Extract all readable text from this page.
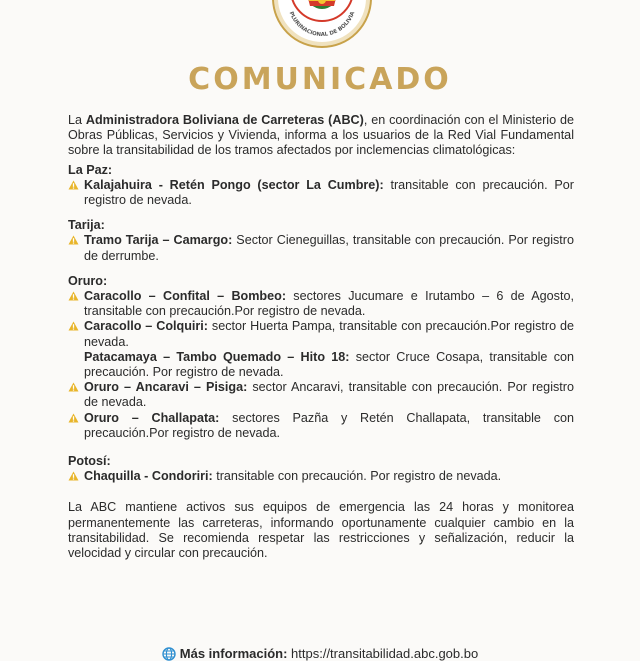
PLURINACIONAL DE BOLIVIA
COMUNICADO

La Administradora Boliviana de Carreteras (ABC), en coordinación con el Ministerio de Obras Públicas, Servicios y Vivienda, informa a los usuarios de la Red Vial Fundamental sobre la transitabilidad de los tramos afectados por inclemencias climatológicas:

La Paz:

Kalajahuira - Retén Pongo (sector La Cumbre): transitable con precaución. Por registro de nevada.

Tarija:

Tramo Tarija – Camargo: Sector Cieneguillas, transitable con precaución. Por registro de derrumbe.

Oruro:

Caracollo – Confital – Bombeo: sectores Jucumare e Irutambo – 6 de Agosto, transitable con precaución.Por registro de nevada.

Caracollo – Colquiri: sector Huerta Pampa, transitable con precaución.Por registro de nevada.

Patacamaya – Tambo Quemado – Hito 18: sector Cruce Cosapa, transitable con precaución. Por registro de nevada.

Oruro – Ancaravi – Pisiga: sector Ancaravi, transitable con precaución. Por registro de nevada.

Oruro – Challapata: sectores Pazña y Retén Challapata, transitable con precaución.Por registro de nevada.

Potosí:

Chaquilla - Condoriri: transitable con precaución. Por registro de nevada.

La ABC mantiene activos sus equipos de emergencia las 24 horas y monitorea permanentemente las carreteras, informando oportunamente cualquier cambio en la transitabilidad. Se recomienda respetar las restricciones y señalización, reducir la velocidad y circular con precaución.

Más información: https://transitabilidad.abc.gob.bo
━━━━━━━━
◆ What you are asked to do ◆
Report how many lines of the data contain the word "transitabilidad", using the number alone.

◆ Response below ◆
3